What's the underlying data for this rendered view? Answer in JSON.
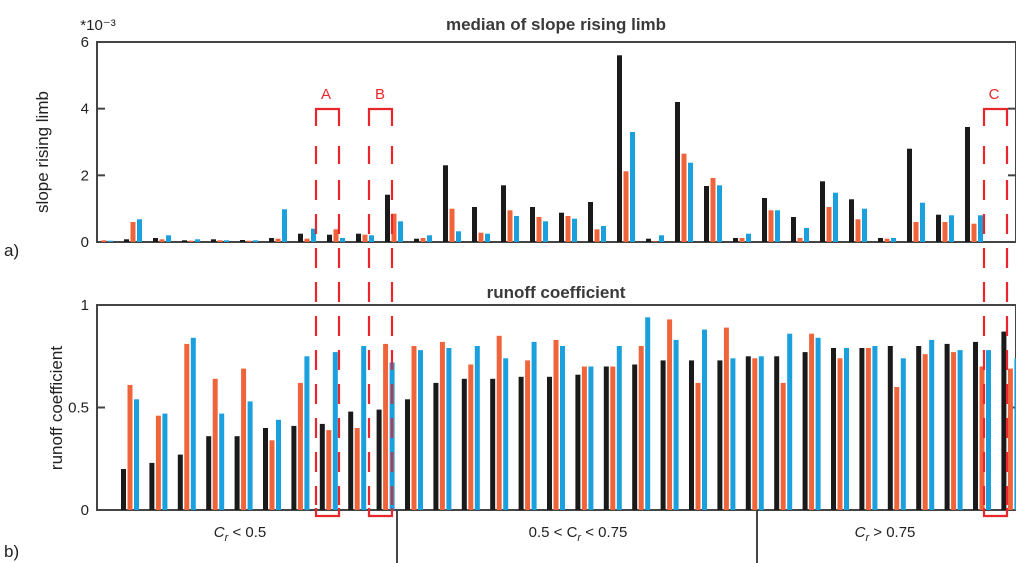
{
  "chart_data": [
    {
      "type": "bar",
      "panel": "a)",
      "title": "median of slope rising limb",
      "ylabel": "slope rising limb",
      "scale_label": "*10⁻³",
      "ylim": [
        0,
        6
      ],
      "yticks": [
        "0",
        "2",
        "4",
        "6"
      ],
      "series_colors": [
        "#1a1a1a",
        "#f0643c",
        "#1aa0dc"
      ],
      "series": [
        {
          "values": [
            0,
            0.08,
            0.12,
            0.05,
            0.08,
            0.06,
            0.12,
            0.25,
            0.22,
            0.25,
            1.42,
            0.1,
            2.3,
            1.05,
            1.7,
            1.05,
            0.88,
            1.2,
            5.6,
            0.1,
            4.2,
            1.68,
            0.12,
            1.32,
            0.75,
            1.82,
            1.28,
            0.12,
            2.8,
            0.82,
            3.45
          ]
        },
        {
          "values": [
            0.05,
            0.6,
            0.08,
            0.04,
            0.05,
            0.04,
            0.1,
            0.1,
            0.38,
            0.22,
            0.85,
            0.12,
            1.0,
            0.28,
            0.95,
            0.75,
            0.78,
            0.38,
            2.12,
            0.02,
            2.65,
            1.92,
            0.12,
            0.95,
            0.12,
            1.05,
            0.68,
            0.1,
            0.6,
            0.6,
            0.55
          ]
        },
        {
          "values": [
            0.04,
            0.68,
            0.2,
            0.08,
            0.05,
            0.05,
            0.98,
            0.4,
            0.12,
            0.2,
            0.62,
            0.2,
            0.32,
            0.25,
            0.78,
            0.62,
            0.7,
            0.48,
            3.3,
            0.2,
            2.38,
            1.7,
            0.25,
            0.95,
            0.42,
            1.48,
            1.0,
            0.12,
            1.18,
            0.8,
            0.8
          ]
        }
      ]
    },
    {
      "type": "bar",
      "panel": "b)",
      "title": "runoff coefficient",
      "ylabel": "runoff coefficient",
      "ylim": [
        0,
        1
      ],
      "yticks": [
        "0",
        "0.5",
        "1"
      ],
      "series_colors": [
        "#1a1a1a",
        "#f0643c",
        "#1aa0dc"
      ],
      "series": [
        {
          "values": [
            0.2,
            0.23,
            0.27,
            0.36,
            0.36,
            0.4,
            0.41,
            0.42,
            0.48,
            0.49,
            0.54,
            0.62,
            0.64,
            0.64,
            0.65,
            0.65,
            0.66,
            0.7,
            0.71,
            0.73,
            0.73,
            0.73,
            0.75,
            0.75,
            0.77,
            0.79,
            0.79,
            0.8,
            0.8,
            0.81,
            0.82,
            0.87
          ]
        },
        {
          "values": [
            0.61,
            0.46,
            0.81,
            0.64,
            0.69,
            0.34,
            0.62,
            0.39,
            0.4,
            0.81,
            0.8,
            0.82,
            0.71,
            0.85,
            0.73,
            0.83,
            0.7,
            0.7,
            0.8,
            0.93,
            0.62,
            0.89,
            0.74,
            0.62,
            0.86,
            0.74,
            0.79,
            0.6,
            0.76,
            0.77,
            0.7,
            0.69
          ]
        },
        {
          "values": [
            0.54,
            0.47,
            0.84,
            0.47,
            0.53,
            0.44,
            0.75,
            0.77,
            0.8,
            0.72,
            0.78,
            0.79,
            0.8,
            0.74,
            0.82,
            0.8,
            0.7,
            0.8,
            0.94,
            0.83,
            0.88,
            0.74,
            0.75,
            0.86,
            0.84,
            0.79,
            0.8,
            0.74,
            0.83,
            0.78,
            0.78,
            0.74
          ]
        }
      ],
      "groups": [
        {
          "pre": "C",
          "sub": "r",
          "post": " < 0.5"
        },
        {
          "pre": "0.5 < C",
          "sub": "r",
          "post": " < 0.75"
        },
        {
          "pre": "C",
          "sub": "r",
          "post": " > 0.75"
        }
      ]
    }
  ],
  "annotations": {
    "A": "A",
    "B": "B",
    "C": "C",
    "color": "#e8262c"
  }
}
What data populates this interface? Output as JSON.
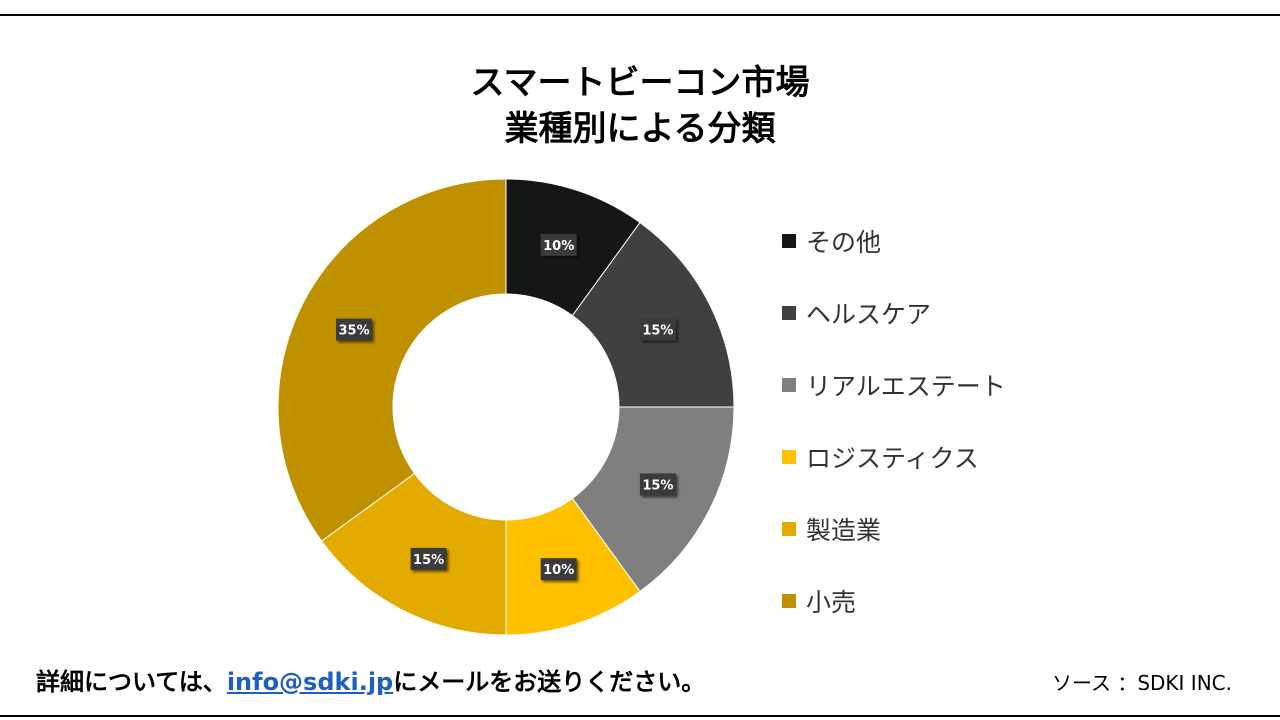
{
  "title_line1": "スマートビーコン市場",
  "title_line2": "業種別による分類",
  "footer": {
    "prefix": "詳細については、",
    "email": "info@sdki.jp",
    "suffix": "にメールをお送りください。",
    "source": "ソース ：SDKI INC."
  },
  "chart_data": {
    "type": "pie",
    "donut": true,
    "title": "スマートビーコン市場 業種別による分類",
    "legend_position": "right",
    "categories": [
      "その他",
      "ヘルスケア",
      "リアルエステート",
      "ロジスティクス",
      "製造業",
      "小売"
    ],
    "values": [
      10,
      15,
      15,
      10,
      15,
      35
    ],
    "labels": [
      "10%",
      "15%",
      "15%",
      "10%",
      "15%",
      "35%"
    ],
    "colors": [
      "#161616",
      "#404040",
      "#7f7f7f",
      "#ffc000",
      "#e3aa00",
      "#bf9000"
    ]
  }
}
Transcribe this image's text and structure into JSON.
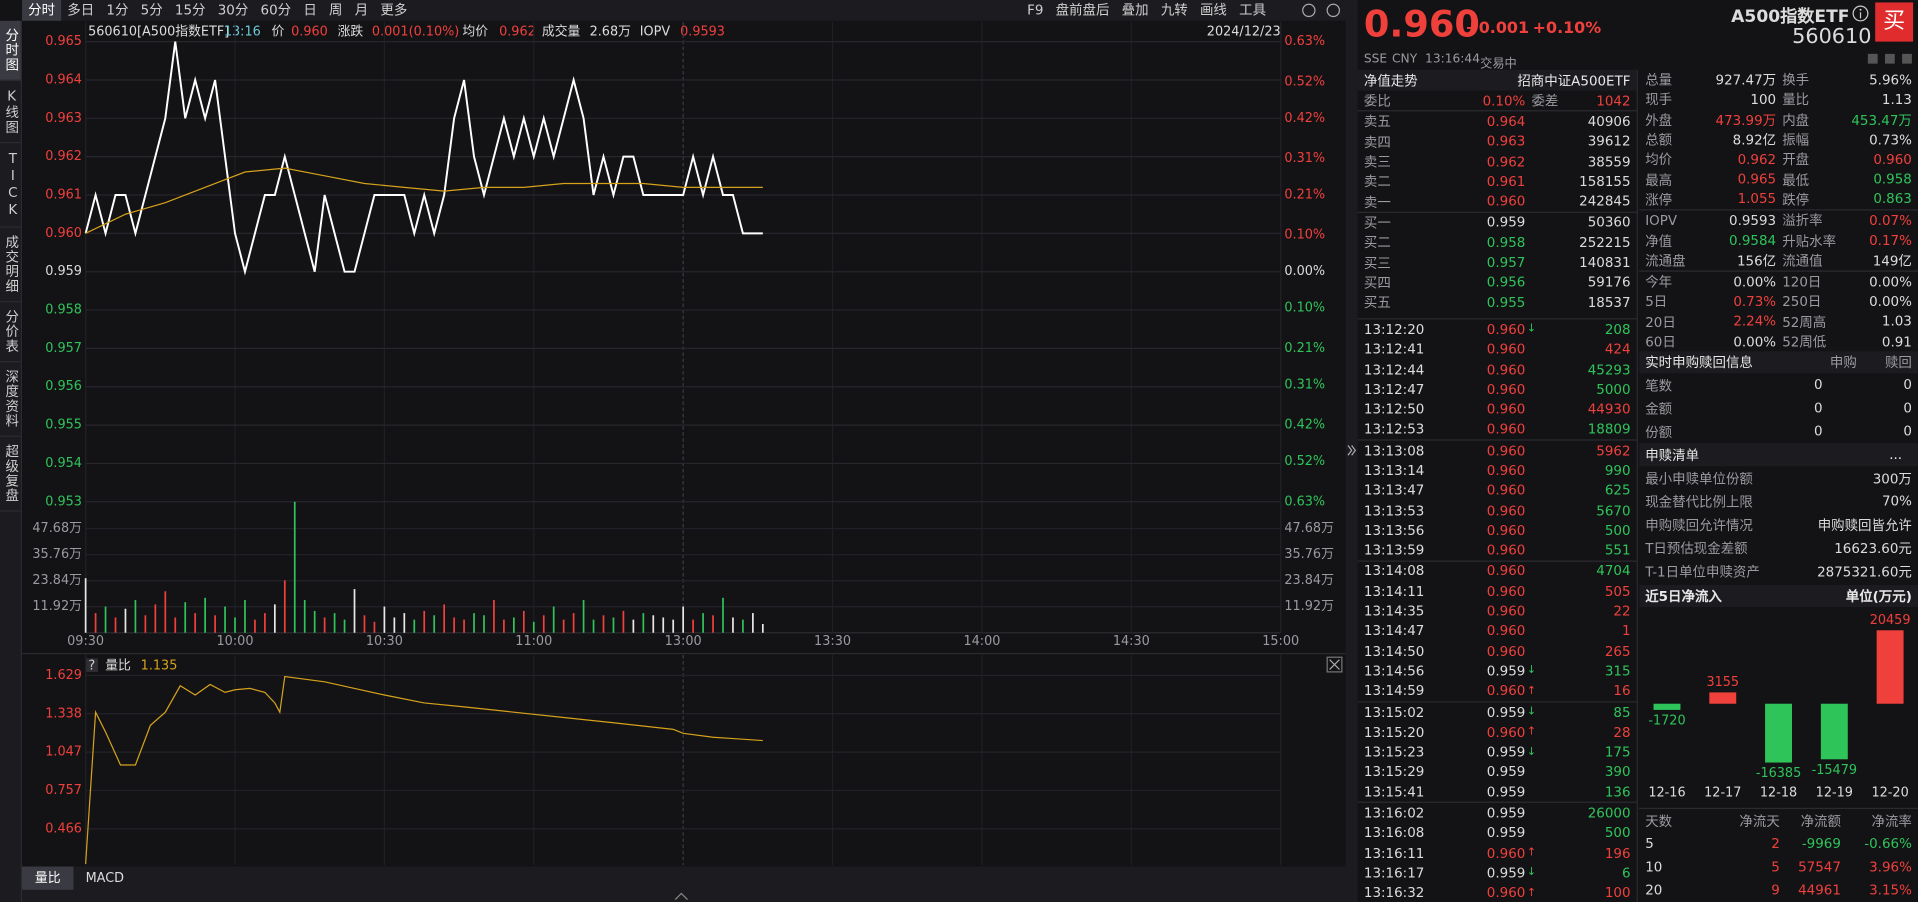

⁂

Can you repeat every record above exactly, apart from the pictures?

Reply
What's the underlying data for this rendered view? Answer in JSON.
{
  "chart_data": [
    {
      "type": "bar",
      "panel": "a)",
      "title": "median of slope rising limb",
      "ylabel": "slope rising limb",
      "scale_label": "*10⁻³",
      "ylim": [
        0,
        6
      ],
      "yticks": [
        "0",
        "2",
        "4",
        "6"
      ],
      "series_colors": [
        "#1a1a1a",
        "#f0643c",
        "#1aa0dc"
      ],
      "series": [
        {
          "values": [
            0,
            0.08,
            0.12,
            0.05,
            0.08,
            0.06,
            0.12,
            0.25,
            0.22,
            0.25,
            1.42,
            0.1,
            2.3,
            1.05,
            1.7,
            1.05,
            0.88,
            1.2,
            5.6,
            0.1,
            4.2,
            1.68,
            0.12,
            1.32,
            0.75,
            1.82,
            1.28,
            0.12,
            2.8,
            0.82,
            3.45
          ]
        },
        {
          "values": [
            0.05,
            0.6,
            0.08,
            0.04,
            0.05,
            0.04,
            0.1,
            0.1,
            0.38,
            0.22,
            0.85,
            0.12,
            1.0,
            0.28,
            0.95,
            0.75,
            0.78,
            0.38,
            2.12,
            0.02,
            2.65,
            1.92,
            0.12,
            0.95,
            0.12,
            1.05,
            0.68,
            0.1,
            0.6,
            0.6,
            0.55
          ]
        },
        {
          "values": [
            0.04,
            0.68,
            0.2,
            0.08,
            0.05,
            0.05,
            0.98,
            0.4,
            0.12,
            0.2,
            0.62,
            0.2,
            0.32,
            0.25,
            0.78,
            0.62,
            0.7,
            0.48,
            3.3,
            0.2,
            2.38,
            1.7,
            0.25,
            0.95,
            0.42,
            1.48,
            1.0,
            0.12,
            1.18,
            0.8,
            0.8
          ]
        }
      ]
    },
    {
      "type": "bar",
      "panel": "b)",
      "title": "runoff coefficient",
      "ylabel": "runoff coefficient",
      "ylim": [
        0,
        1
      ],
      "yticks": [
        "0",
        "0.5",
        "1"
      ],
      "series_colors": [
        "#1a1a1a",
        "#f0643c",
        "#1aa0dc"
      ],
      "series": [
        {
          "values": [
            0.2,
            0.23,
            0.27,
            0.36,
            0.36,
            0.4,
            0.41,
            0.42,
            0.48,
            0.49,
            0.54,
            0.62,
            0.64,
            0.64,
            0.65,
            0.65,
            0.66,
            0.7,
            0.71,
            0.73,
            0.73,
            0.73,
            0.75,
            0.75,
            0.77,
            0.79,
            0.79,
            0.8,
            0.8,
            0.81,
            0.82,
            0.87
          ]
        },
        {
          "values": [
            0.61,
            0.46,
            0.81,
            0.64,
            0.69,
            0.34,
            0.62,
            0.39,
            0.4,
            0.81,
            0.8,
            0.82,
            0.71,
            0.85,
            0.73,
            0.83,
            0.7,
            0.7,
            0.8,
            0.93,
            0.62,
            0.89,
            0.74,
            0.62,
            0.86,
            0.74,
            0.79,
            0.6,
            0.76,
            0.77,
            0.7,
            0.69
          ]
        },
        {
          "values": [
            0.54,
            0.47,
            0.84,
            0.47,
            0.53,
            0.44,
            0.75,
            0.77,
            0.8,
            0.72,
            0.78,
            0.79,
            0.8,
            0.74,
            0.82,
            0.8,
            0.7,
            0.8,
            0.94,
            0.83,
            0.88,
            0.74,
            0.75,
            0.86,
            0.84,
            0.79,
            0.8,
            0.74,
            0.83,
            0.78,
            0.78,
            0.74
          ]
        }
      ],
      "groups": [
        {
          "pre": "C",
          "sub": "r",
          "post": " < 0.5"
        },
        {
          "pre": "0.5 < C",
          "sub": "r",
          "post": " < 0.75"
        },
        {
          "pre": "C",
          "sub": "r",
          "post": " > 0.75"
        }
      ]
    }
  ],
  "annotations": {
    "A": "A",
    "B": "B",
    "C": "C",
    "color": "#e8262c"
  }
}
What data populates this interface? Output as JSON.
{
  "title_line1": "スマートビーコン市場",
  "title_line2": "業種別による分類",
  "footer": {
    "prefix": "詳細については、",
    "email": "info@sdki.jp",
    "suffix": "にメールをお送りください。",
    "source": "ソース ：SDKI INC."
  },
  "chart_data": {
    "type": "pie",
    "donut": true,
    "title": "スマートビーコン市場 業種別による分類",
    "legend_position": "right",
    "categories": [
      "その他",
      "ヘルスケア",
      "リアルエステート",
      "ロジスティクス",
      "製造業",
      "小売"
    ],
    "values": [
      10,
      15,
      15,
      10,
      15,
      35
    ],
    "labels": [
      "10%",
      "15%",
      "15%",
      "10%",
      "15%",
      "35%"
    ],
    "colors": [
      "#161616",
      "#404040",
      "#7f7f7f",
      "#ffc000",
      "#e3aa00",
      "#bf9000"
    ]
  }
}
Transcribe this image's text and structure into JSON.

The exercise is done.